## Exercise requirements
Omit all pictures, then retype the data exactly as given.

## Input rows
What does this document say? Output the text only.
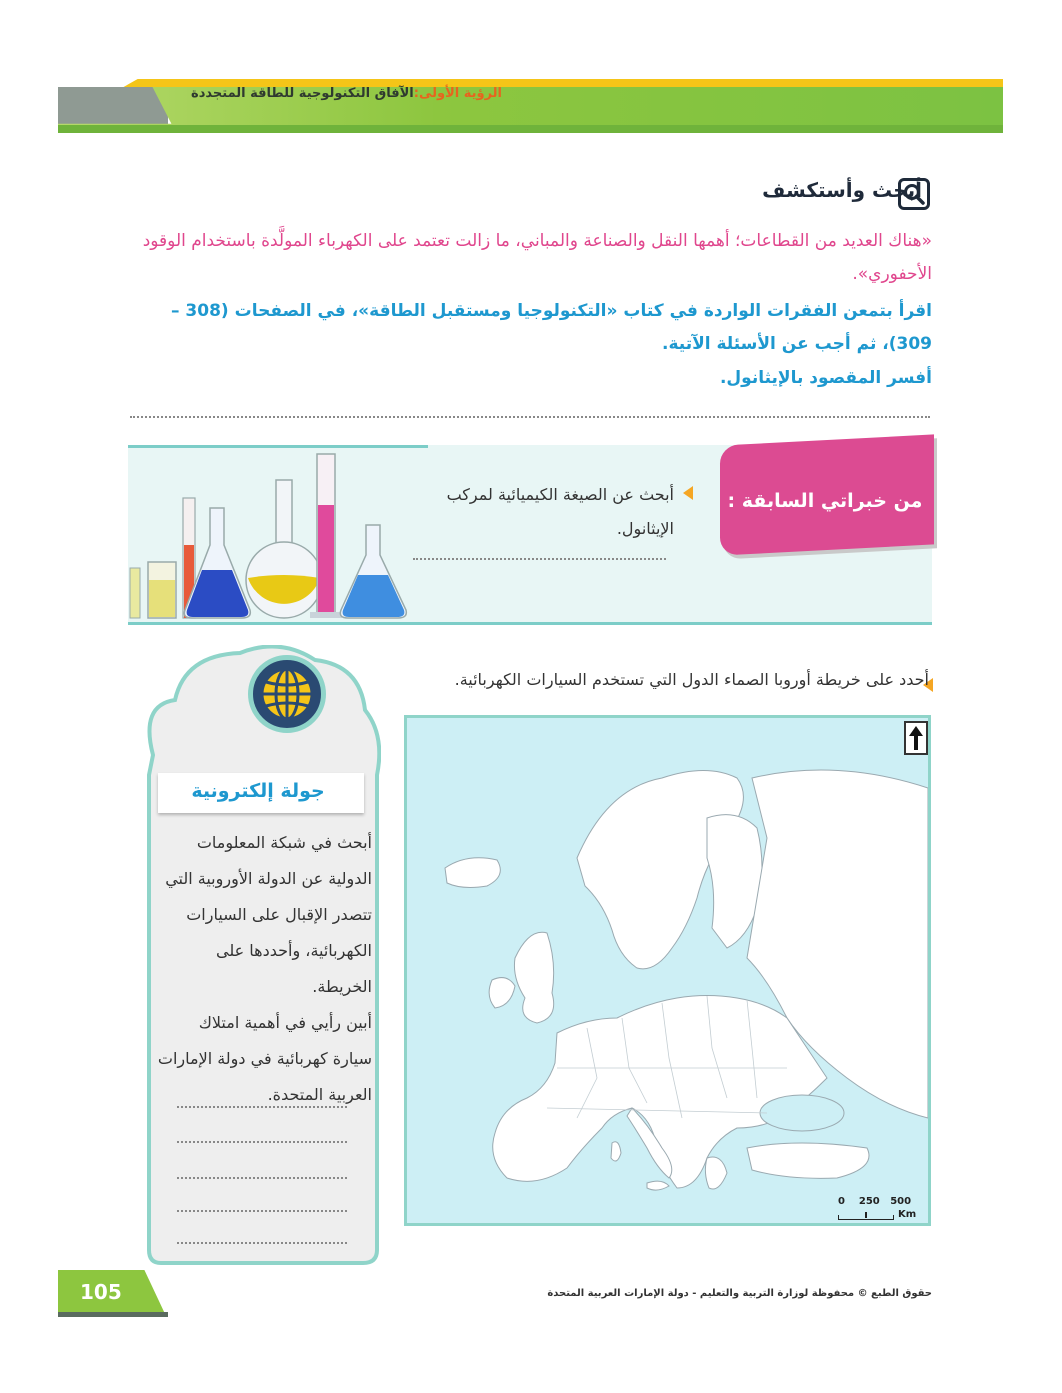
الرؤية الأولى:الآفاق التكنولوجية للطاقة المتجددة
أبحث وأستكشف
«هناك العديد من القطاعات؛ أهمها النقل والصناعة والمباني، ما زالت تعتمد على الكهرباء المولَّدة باستخدام الوقود الأحفوري».
اقرأ بتمعن الفقرات الواردة في كتاب «التكنولوجيا ومستقبل الطاقة»، في الصفحات (308 – 309)، ثم أجب عن الأسئلة الآتية.
أفسر المقصود بالإيثانول.
من خبراتي السابقة :
أبحث عن الصيغة الكيميائية لمركب الإيثانول.
أحدد على خريطة أوروبا الصماء الدول التي تستخدم السيارات الكهربائية.
0    250   500
Km
جولة إلكترونية
أبحث في شبكة المعلومات الدولية عن الدولة الأوروبية التي تتصدر الإقبال على السيارات الكهربائية، وأحددها على الخريطة.
أبين رأيي في أهمية امتلاك سيارة كهربائية في دولة الإمارات العربية المتحدة.
105	حقوق الطبع © محفوظة لوزارة التربية والتعليم - دولة الإمارات العربية المتحدة
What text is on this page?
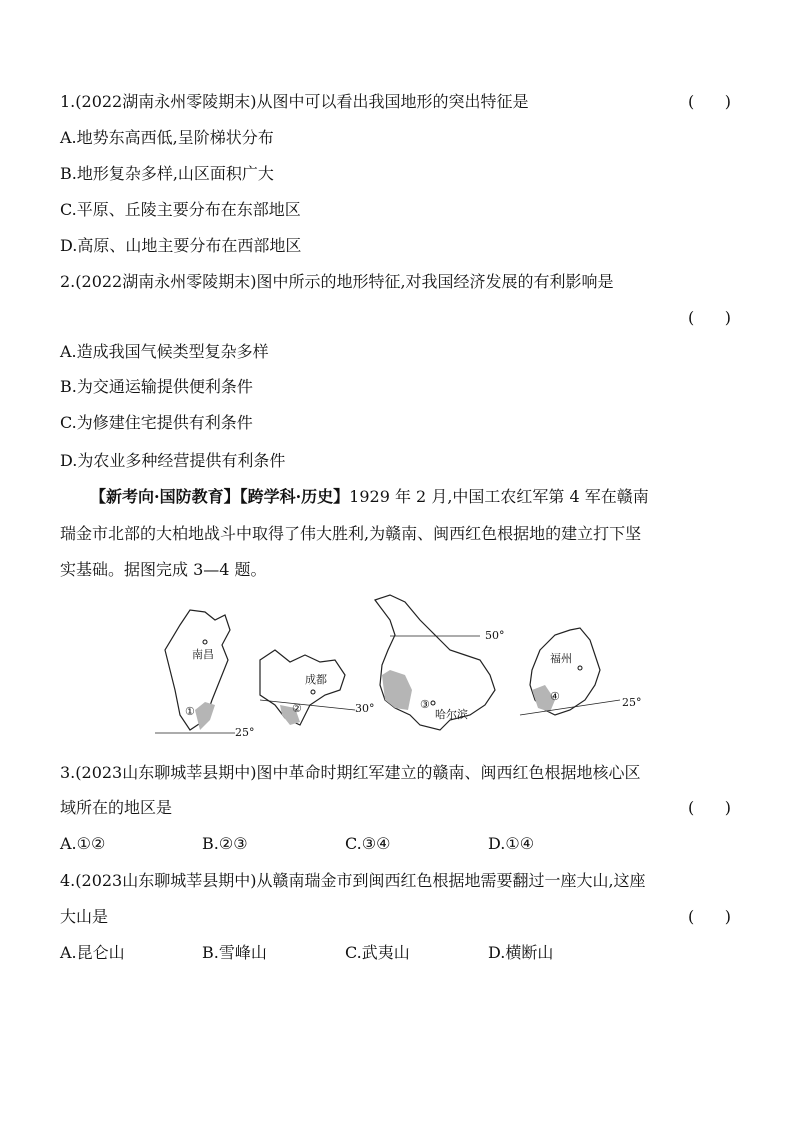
1.(2022湖南永州零陵期末)从图中可以看出我国地形的突出特征是	(      )
A.地势东高西低,呈阶梯状分布
B.地形复杂多样,山区面积广大
C.平原、丘陵主要分布在东部地区
D.高原、山地主要分布在西部地区
2.(2022湖南永州零陵期末)图中所示的地形特征,对我国经济发展的有利影响是
(      )
A.造成我国气候类型复杂多样
B.为交通运输提供便利条件
C.为修建住宅提供有利条件
D.为农业多种经营提供有利条件
【新考向·国防教育】【跨学科·历史】1929 年 2 月,中国工农红军第 4 军在赣南
瑞金市北部的大柏地战斗中取得了伟大胜利,为赣南、闽西红色根据地的建立打下坚
实基础。据图完成 3—4 题。
南昌
①
25°
成都
②	30°
50°
③
哈尔滨
福州
④	25°
3.(2023山东聊城莘县期中)图中革命时期红军建立的赣南、闽西红色根据地核心区
域所在的地区是	(      )
A.①②	B.②③	C.③④	D.①④
4.(2023山东聊城莘县期中)从赣南瑞金市到闽西红色根据地需要翻过一座大山,这座
大山是	(      )
A.昆仑山	B.雪峰山	C.武夷山	D.横断山
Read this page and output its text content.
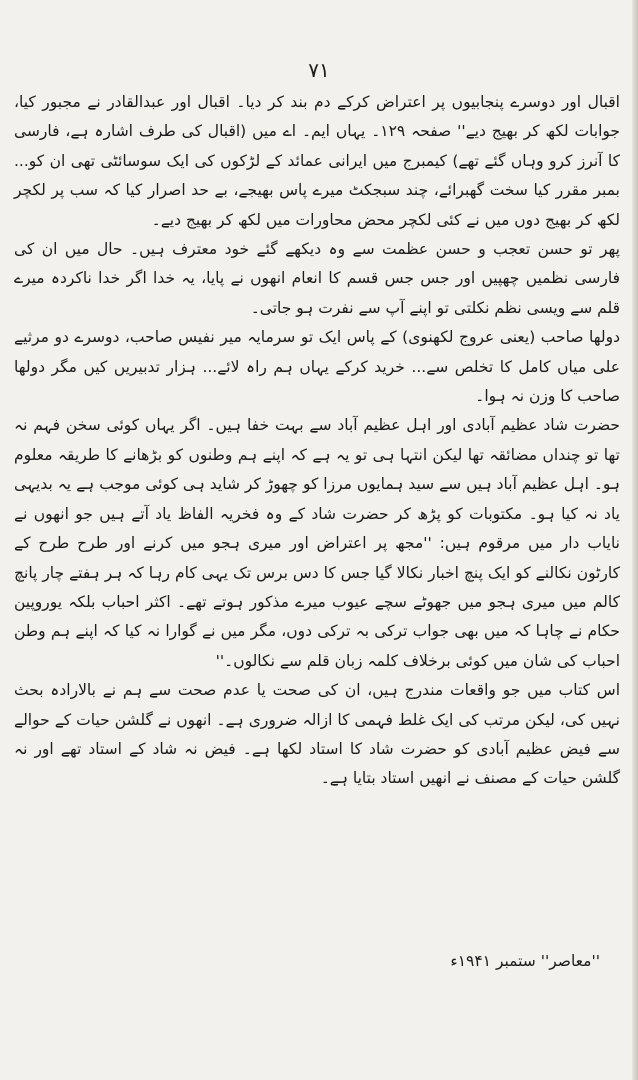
۷۱

اقبال اور دوسرے پنجابیوں پر اعتراض کرکے دم بند کر دیا۔ اقبال اور عبدالقادر نے مجبور کیا، جوابات لکھ کر بھیج دیے'' صفحہ ۱۲۹۔ یہاں ایم۔ اے میں (اقبال کی طرف اشارہ ہے، فارسی کا آنرز کرو وہاں گئے تھے) کیمبرج میں ایرانی عمائد کے لڑکوں کی ایک سوسائٹی تھی ان کو... بمبر مقرر کیا سخت گھبرائے، چند سبجکٹ میرے پاس بھیجے، بے حد اصرار کیا کہ سب پر لکچر لکھ کر بھیج دوں میں نے کئی لکچر محض محاورات میں لکھ کر بھیج دیے۔

پھر تو حسن تعجب و حسن عظمت سے وہ دیکھے گئے خود معترف ہیں۔ حال میں ان کی فارسی نظمیں چھپیں اور جس جس قسم کا انعام انھوں نے پایا، یہ خدا اگر خدا ناکردہ میرے قلم سے ویسی نظم نکلتی تو اپنے آپ سے نفرت ہو جاتی۔

دولھا صاحب (یعنی عروج لکھنوی) کے پاس ایک تو سرمایہ میر نفیس صاحب، دوسرے دو مرثیے علی میاں کامل کا تخلص سے... خرید کرکے یہاں ہم راہ لائے... ہزار تدبیریں کیں مگر دولھا صاحب کا وزن نہ ہوا۔

حضرت شاد عظیم آبادی اور اہل عظیم آباد سے بہت خفا ہیں۔ اگر یہاں کوئی سخن فہم نہ تھا تو چنداں مضائقہ تھا لیکن انتہا ہی تو یہ ہے کہ اپنے ہم وطنوں کو بڑھانے کا طریقہ معلوم ہو۔ اہل عظیم آباد ہیں سے سید ہمایوں مرزا کو چھوڑ کر شاید ہی کوئی موجب ہے یہ بدیہی یاد نہ کیا ہو۔ مکتوبات کو پڑھ کر حضرت شاد کے وہ فخریہ الفاظ یاد آتے ہیں جو انھوں نے نایاب دار میں مرقوم ہیں: ''مجھ پر اعتراض اور میری ہجو میں کرنے اور طرح طرح کے کارٹون نکالنے کو ایک پنچ اخبار نکالا گیا جس کا دس برس تک یہی کام رہا کہ ہر ہفتے چار پانچ کالم میں میری ہجو میں جھوٹے سچے عیوب میرے مذکور ہوتے تھے۔ اکثر احباب بلکہ یوروپین حکام نے چاہا کہ میں بھی جواب ترکی بہ ترکی دوں، مگر میں نے گوارا نہ کیا کہ اپنے ہم وطن احباب کی شان میں کوئی برخلاف کلمہ زبان قلم سے نکالوں۔''

اس کتاب میں جو واقعات مندرج ہیں، ان کی صحت یا عدم صحت سے ہم نے بالارادہ بحث نہیں کی، لیکن مرتب کی ایک غلط فہمی کا ازالہ ضروری ہے۔ انھوں نے گلشن حیات کے حوالے سے فیض عظیم آبادی کو حضرت شاد کا استاد لکھا ہے۔ فیض نہ شاد کے استاد تھے اور نہ گلشن حیات کے مصنف نے انھیں استاد بتایا ہے۔

''معاصر'' ستمبر ۱۹۴۱ء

## Problem solution
What does this document say? Output the text only.
الرؤية الأولى:الآفاق التكنولوجية للطاقة المتجددة
أبحث وأستكشف
«هناك العديد من القطاعات؛ أهمها النقل والصناعة والمباني، ما زالت تعتمد على الكهرباء المولَّدة باستخدام الوقود الأحفوري».
اقرأ بتمعن الفقرات الواردة في كتاب «التكنولوجيا ومستقبل الطاقة»، في الصفحات (308 – 309)، ثم أجب عن الأسئلة الآتية.
أفسر المقصود بالإيثانول.
من خبراتي السابقة :
أبحث عن الصيغة الكيميائية لمركب الإيثانول.
أحدد على خريطة أوروبا الصماء الدول التي تستخدم السيارات الكهربائية.
0    250   500
Km
جولة إلكترونية
أبحث في شبكة المعلومات الدولية عن الدولة الأوروبية التي تتصدر الإقبال على السيارات الكهربائية، وأحددها على الخريطة.
أبين رأيي في أهمية امتلاك سيارة كهربائية في دولة الإمارات العربية المتحدة.
105	حقوق الطبع © محفوظة لوزارة التربية والتعليم - دولة الإمارات العربية المتحدة
What text is on this page?
1.(2022湖南永州零陵期末)从图中可以看出我国地形的突出特征是	(      )
A.地势东高西低,呈阶梯状分布
B.地形复杂多样,山区面积广大
C.平原、丘陵主要分布在东部地区
D.高原、山地主要分布在西部地区
2.(2022湖南永州零陵期末)图中所示的地形特征,对我国经济发展的有利影响是
(      )
A.造成我国气候类型复杂多样
B.为交通运输提供便利条件
C.为修建住宅提供有利条件
D.为农业多种经营提供有利条件
【新考向·国防教育】【跨学科·历史】1929 年 2 月,中国工农红军第 4 军在赣南
瑞金市北部的大柏地战斗中取得了伟大胜利,为赣南、闽西红色根据地的建立打下坚
实基础。据图完成 3—4 题。
南昌
①
25°
成都
②	30°
50°
③
哈尔滨
福州
④	25°
3.(2023山东聊城莘县期中)图中革命时期红军建立的赣南、闽西红色根据地核心区
域所在的地区是	(      )
A.①②	B.②③	C.③④	D.①④
4.(2023山东聊城莘县期中)从赣南瑞金市到闽西红色根据地需要翻过一座大山,这座
大山是	(      )
A.昆仑山	B.雪峰山	C.武夷山	D.横断山
Read this page and output its text content.
۷۱

اقبال اور دوسرے پنجابیوں پر اعتراض کرکے دم بند کر دیا۔ اقبال اور عبدالقادر نے مجبور کیا، جوابات لکھ کر بھیج دیے'' صفحہ ۱۲۹۔ یہاں ایم۔ اے میں (اقبال کی طرف اشارہ ہے، فارسی کا آنرز کرو وہاں گئے تھے) کیمبرج میں ایرانی عمائد کے لڑکوں کی ایک سوسائٹی تھی ان کو... بمبر مقرر کیا سخت گھبرائے، چند سبجکٹ میرے پاس بھیجے، بے حد اصرار کیا کہ سب پر لکچر لکھ کر بھیج دوں میں نے کئی لکچر محض محاورات میں لکھ کر بھیج دیے۔

پھر تو حسن تعجب و حسن عظمت سے وہ دیکھے گئے خود معترف ہیں۔ حال میں ان کی فارسی نظمیں چھپیں اور جس جس قسم کا انعام انھوں نے پایا، یہ خدا اگر خدا ناکردہ میرے قلم سے ویسی نظم نکلتی تو اپنے آپ سے نفرت ہو جاتی۔

دولھا صاحب (یعنی عروج لکھنوی) کے پاس ایک تو سرمایہ میر نفیس صاحب، دوسرے دو مرثیے علی میاں کامل کا تخلص سے... خرید کرکے یہاں ہم راہ لائے... ہزار تدبیریں کیں مگر دولھا صاحب کا وزن نہ ہوا۔

حضرت شاد عظیم آبادی اور اہل عظیم آباد سے بہت خفا ہیں۔ اگر یہاں کوئی سخن فہم نہ تھا تو چنداں مضائقہ تھا لیکن انتہا ہی تو یہ ہے کہ اپنے ہم وطنوں کو بڑھانے کا طریقہ معلوم ہو۔ اہل عظیم آباد ہیں سے سید ہمایوں مرزا کو چھوڑ کر شاید ہی کوئی موجب ہے یہ بدیہی یاد نہ کیا ہو۔ مکتوبات کو پڑھ کر حضرت شاد کے وہ فخریہ الفاظ یاد آتے ہیں جو انھوں نے نایاب دار میں مرقوم ہیں: ''مجھ پر اعتراض اور میری ہجو میں کرنے اور طرح طرح کے کارٹون نکالنے کو ایک پنچ اخبار نکالا گیا جس کا دس برس تک یہی کام رہا کہ ہر ہفتے چار پانچ کالم میں میری ہجو میں جھوٹے سچے عیوب میرے مذکور ہوتے تھے۔ اکثر احباب بلکہ یوروپین حکام نے چاہا کہ میں بھی جواب ترکی بہ ترکی دوں، مگر میں نے گوارا نہ کیا کہ اپنے ہم وطن احباب کی شان میں کوئی برخلاف کلمہ زبان قلم سے نکالوں۔''

اس کتاب میں جو واقعات مندرج ہیں، ان کی صحت یا عدم صحت سے ہم نے بالارادہ بحث نہیں کی، لیکن مرتب کی ایک غلط فہمی کا ازالہ ضروری ہے۔ انھوں نے گلشن حیات کے حوالے سے فیض عظیم آبادی کو حضرت شاد کا استاد لکھا ہے۔ فیض نہ شاد کے استاد تھے اور نہ گلشن حیات کے مصنف نے انھیں استاد بتایا ہے۔

''معاصر'' ستمبر ۱۹۴۱ء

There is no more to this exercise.